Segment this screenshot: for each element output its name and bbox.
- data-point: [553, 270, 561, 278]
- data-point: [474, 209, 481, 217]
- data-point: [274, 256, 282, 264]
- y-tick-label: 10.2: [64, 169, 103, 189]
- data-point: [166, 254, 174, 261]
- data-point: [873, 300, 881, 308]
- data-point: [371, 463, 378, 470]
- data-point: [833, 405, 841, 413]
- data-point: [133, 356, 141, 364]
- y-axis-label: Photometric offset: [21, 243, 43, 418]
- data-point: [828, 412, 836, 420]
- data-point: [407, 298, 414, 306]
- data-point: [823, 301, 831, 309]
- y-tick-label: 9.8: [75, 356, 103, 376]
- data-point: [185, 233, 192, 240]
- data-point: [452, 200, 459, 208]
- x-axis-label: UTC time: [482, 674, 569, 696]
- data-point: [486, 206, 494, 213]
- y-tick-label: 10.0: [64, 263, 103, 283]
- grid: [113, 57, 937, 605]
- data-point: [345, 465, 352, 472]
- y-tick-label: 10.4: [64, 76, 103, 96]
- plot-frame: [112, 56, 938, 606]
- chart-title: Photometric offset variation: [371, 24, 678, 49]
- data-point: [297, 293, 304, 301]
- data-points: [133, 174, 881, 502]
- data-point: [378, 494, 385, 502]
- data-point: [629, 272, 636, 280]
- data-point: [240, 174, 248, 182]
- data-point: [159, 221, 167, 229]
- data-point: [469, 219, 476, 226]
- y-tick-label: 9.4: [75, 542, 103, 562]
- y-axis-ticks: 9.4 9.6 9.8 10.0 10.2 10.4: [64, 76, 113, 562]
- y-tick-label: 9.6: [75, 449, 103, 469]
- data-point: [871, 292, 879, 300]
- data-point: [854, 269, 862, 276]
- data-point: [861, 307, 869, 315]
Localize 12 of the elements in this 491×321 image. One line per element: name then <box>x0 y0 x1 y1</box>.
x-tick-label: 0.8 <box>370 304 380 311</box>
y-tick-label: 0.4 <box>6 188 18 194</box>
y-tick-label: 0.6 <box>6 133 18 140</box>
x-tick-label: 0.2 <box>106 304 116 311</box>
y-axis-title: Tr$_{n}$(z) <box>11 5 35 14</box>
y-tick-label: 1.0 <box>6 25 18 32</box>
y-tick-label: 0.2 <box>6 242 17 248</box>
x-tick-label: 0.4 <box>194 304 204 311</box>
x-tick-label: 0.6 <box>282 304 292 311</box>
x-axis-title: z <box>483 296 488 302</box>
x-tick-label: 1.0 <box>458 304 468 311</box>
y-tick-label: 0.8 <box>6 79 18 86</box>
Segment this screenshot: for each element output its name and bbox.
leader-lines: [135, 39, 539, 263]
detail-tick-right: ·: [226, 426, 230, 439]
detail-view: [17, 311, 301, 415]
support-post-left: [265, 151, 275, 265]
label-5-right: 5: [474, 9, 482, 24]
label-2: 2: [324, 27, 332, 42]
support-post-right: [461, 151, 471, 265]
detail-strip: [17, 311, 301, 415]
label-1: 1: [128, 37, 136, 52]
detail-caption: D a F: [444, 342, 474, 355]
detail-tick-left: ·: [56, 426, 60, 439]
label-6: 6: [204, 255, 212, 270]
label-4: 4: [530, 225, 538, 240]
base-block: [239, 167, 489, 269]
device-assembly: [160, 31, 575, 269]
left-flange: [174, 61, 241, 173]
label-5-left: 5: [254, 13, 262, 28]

--------------------

■ **Exercise aim**:
Copy out every line of the listing above, word for word.

■ **Response for this exercise**:
Segment this screenshot: for each element output its name and bbox.
- data-point: [553, 270, 561, 278]
- data-point: [474, 209, 481, 217]
- data-point: [274, 256, 282, 264]
- y-tick-label: 10.2: [64, 169, 103, 189]
- data-point: [166, 254, 174, 261]
- data-point: [873, 300, 881, 308]
- data-point: [371, 463, 378, 470]
- data-point: [833, 405, 841, 413]
- data-point: [133, 356, 141, 364]
- y-axis-label: Photometric offset: [21, 243, 43, 418]
- data-point: [828, 412, 836, 420]
- data-point: [407, 298, 414, 306]
- data-point: [823, 301, 831, 309]
- y-tick-label: 9.8: [75, 356, 103, 376]
- data-point: [185, 233, 192, 240]
- data-point: [452, 200, 459, 208]
- x-axis-label: UTC time: [482, 674, 569, 696]
- data-point: [486, 206, 494, 213]
- y-tick-label: 10.0: [64, 263, 103, 283]
- grid: [113, 57, 937, 605]
- data-point: [345, 465, 352, 472]
- y-tick-label: 10.4: [64, 76, 103, 96]
- plot-frame: [112, 56, 938, 606]
- chart-title: Photometric offset variation: [371, 24, 678, 49]
- data-point: [297, 293, 304, 301]
- data-points: [133, 174, 881, 502]
- data-point: [378, 494, 385, 502]
- data-point: [629, 272, 636, 280]
- data-point: [240, 174, 248, 182]
- data-point: [159, 221, 167, 229]
- data-point: [469, 219, 476, 226]
- y-tick-label: 9.4: [75, 542, 103, 562]
- y-axis-ticks: 9.4 9.6 9.8 10.0 10.2 10.4: [64, 76, 113, 562]
- y-tick-label: 9.6: [75, 449, 103, 469]
- data-point: [871, 292, 879, 300]
- data-point: [854, 269, 862, 276]
- data-point: [861, 307, 869, 315]
Localize 12 of the elements in this 491×321 image. One line per element: name then <box>x0 y0 x1 y1</box>.
x-tick-label: 0.8 <box>370 304 380 311</box>
y-tick-label: 0.4 <box>6 188 18 194</box>
y-tick-label: 0.6 <box>6 133 18 140</box>
x-tick-label: 0.2 <box>106 304 116 311</box>
y-axis-title: Tr$_{n}$(z) <box>11 5 35 14</box>
y-tick-label: 1.0 <box>6 25 18 32</box>
y-tick-label: 0.2 <box>6 242 17 248</box>
x-tick-label: 0.4 <box>194 304 204 311</box>
x-tick-label: 0.6 <box>282 304 292 311</box>
x-axis-title: z <box>483 296 488 302</box>
x-tick-label: 1.0 <box>458 304 468 311</box>
y-tick-label: 0.8 <box>6 79 18 86</box>
Segment this screenshot: for each element output its name and bbox.
leader-lines: [135, 39, 539, 263]
detail-tick-right: ·: [226, 426, 230, 439]
detail-view: [17, 311, 301, 415]
support-post-left: [265, 151, 275, 265]
label-5-right: 5: [474, 9, 482, 24]
label-2: 2: [324, 27, 332, 42]
support-post-right: [461, 151, 471, 265]
detail-strip: [17, 311, 301, 415]
label-1: 1: [128, 37, 136, 52]
detail-caption: D a F: [444, 342, 474, 355]
detail-tick-left: ·: [56, 426, 60, 439]
label-6: 6: [204, 255, 212, 270]
label-4: 4: [530, 225, 538, 240]
base-block: [239, 167, 489, 269]
device-assembly: [160, 31, 575, 269]
left-flange: [174, 61, 241, 173]
label-5-left: 5: [254, 13, 262, 28]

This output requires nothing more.